■ Stated exercise
Omit all pictures. Copy the rest of the material exactly.

■ Given information
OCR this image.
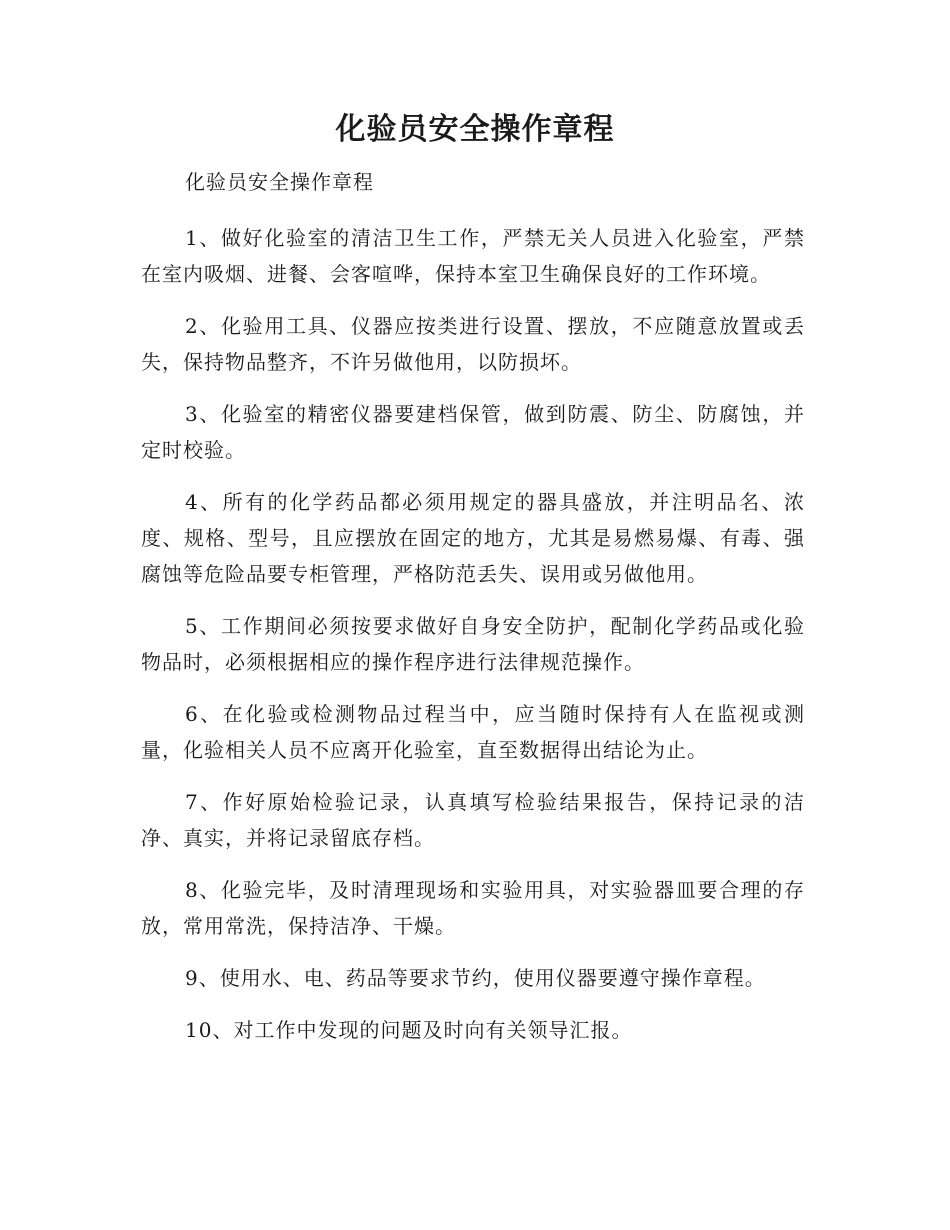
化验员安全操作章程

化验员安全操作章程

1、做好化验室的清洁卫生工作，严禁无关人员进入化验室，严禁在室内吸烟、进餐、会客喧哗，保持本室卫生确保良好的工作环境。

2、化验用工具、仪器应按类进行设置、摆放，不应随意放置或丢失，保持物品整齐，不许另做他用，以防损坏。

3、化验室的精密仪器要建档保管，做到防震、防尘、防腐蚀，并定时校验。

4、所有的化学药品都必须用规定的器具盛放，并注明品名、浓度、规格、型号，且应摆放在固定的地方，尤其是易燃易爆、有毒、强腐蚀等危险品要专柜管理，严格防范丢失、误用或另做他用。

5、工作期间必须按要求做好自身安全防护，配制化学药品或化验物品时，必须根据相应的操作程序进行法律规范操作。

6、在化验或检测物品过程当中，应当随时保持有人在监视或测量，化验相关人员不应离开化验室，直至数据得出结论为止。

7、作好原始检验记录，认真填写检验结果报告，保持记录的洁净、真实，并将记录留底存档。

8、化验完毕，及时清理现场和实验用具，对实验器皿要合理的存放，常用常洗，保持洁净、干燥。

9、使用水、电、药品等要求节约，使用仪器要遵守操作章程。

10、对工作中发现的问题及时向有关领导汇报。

■ Solution below
OCR this image.
化验员安全操作章程

化验员安全操作章程

1、做好化验室的清洁卫生工作，严禁无关人员进入化验室，严禁在室内吸烟、进餐、会客喧哗，保持本室卫生确保良好的工作环境。

2、化验用工具、仪器应按类进行设置、摆放，不应随意放置或丢失，保持物品整齐，不许另做他用，以防损坏。

3、化验室的精密仪器要建档保管，做到防震、防尘、防腐蚀，并定时校验。

4、所有的化学药品都必须用规定的器具盛放，并注明品名、浓度、规格、型号，且应摆放在固定的地方，尤其是易燃易爆、有毒、强腐蚀等危险品要专柜管理，严格防范丢失、误用或另做他用。

5、工作期间必须按要求做好自身安全防护，配制化学药品或化验物品时，必须根据相应的操作程序进行法律规范操作。

6、在化验或检测物品过程当中，应当随时保持有人在监视或测量，化验相关人员不应离开化验室，直至数据得出结论为止。

7、作好原始检验记录，认真填写检验结果报告，保持记录的洁净、真实，并将记录留底存档。

8、化验完毕，及时清理现场和实验用具，对实验器皿要合理的存放，常用常洗，保持洁净、干燥。

9、使用水、电、药品等要求节约，使用仪器要遵守操作章程。

10、对工作中发现的问题及时向有关领导汇报。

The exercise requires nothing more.